→ Given task:
Quote the whole listing word for word, please.

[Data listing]
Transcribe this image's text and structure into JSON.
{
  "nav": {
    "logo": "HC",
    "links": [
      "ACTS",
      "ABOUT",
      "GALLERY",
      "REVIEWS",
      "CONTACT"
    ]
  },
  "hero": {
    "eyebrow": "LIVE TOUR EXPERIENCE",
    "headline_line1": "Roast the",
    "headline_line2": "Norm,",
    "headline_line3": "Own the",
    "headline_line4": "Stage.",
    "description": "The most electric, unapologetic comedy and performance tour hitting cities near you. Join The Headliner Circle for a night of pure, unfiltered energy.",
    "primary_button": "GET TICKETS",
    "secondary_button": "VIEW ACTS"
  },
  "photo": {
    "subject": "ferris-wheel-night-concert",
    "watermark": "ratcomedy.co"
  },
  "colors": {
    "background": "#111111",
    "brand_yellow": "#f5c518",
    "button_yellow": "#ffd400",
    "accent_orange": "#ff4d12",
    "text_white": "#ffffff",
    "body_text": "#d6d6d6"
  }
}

→ Task output:
Transcribe this image's text and structure into JSON.
{
  "nav": {
    "logo": "HC",
    "links": [
      "ACTS",
      "ABOUT",
      "GALLERY",
      "REVIEWS",
      "CONTACT"
    ]
  },
  "hero": {
    "eyebrow": "LIVE TOUR EXPERIENCE",
    "headline_line1": "Roast the",
    "headline_line2": "Norm,",
    "headline_line3": "Own the",
    "headline_line4": "Stage.",
    "description": "The most electric, unapologetic comedy and performance tour hitting cities near you. Join The Headliner Circle for a night of pure, unfiltered energy.",
    "primary_button": "GET TICKETS",
    "secondary_button": "VIEW ACTS"
  },
  "photo": {
    "subject": "ferris-wheel-night-concert",
    "watermark": "ratcomedy.co"
  },
  "colors": {
    "background": "#111111",
    "brand_yellow": "#f5c518",
    "button_yellow": "#ffd400",
    "accent_orange": "#ff4d12",
    "text_white": "#ffffff",
    "body_text": "#d6d6d6"
  }
}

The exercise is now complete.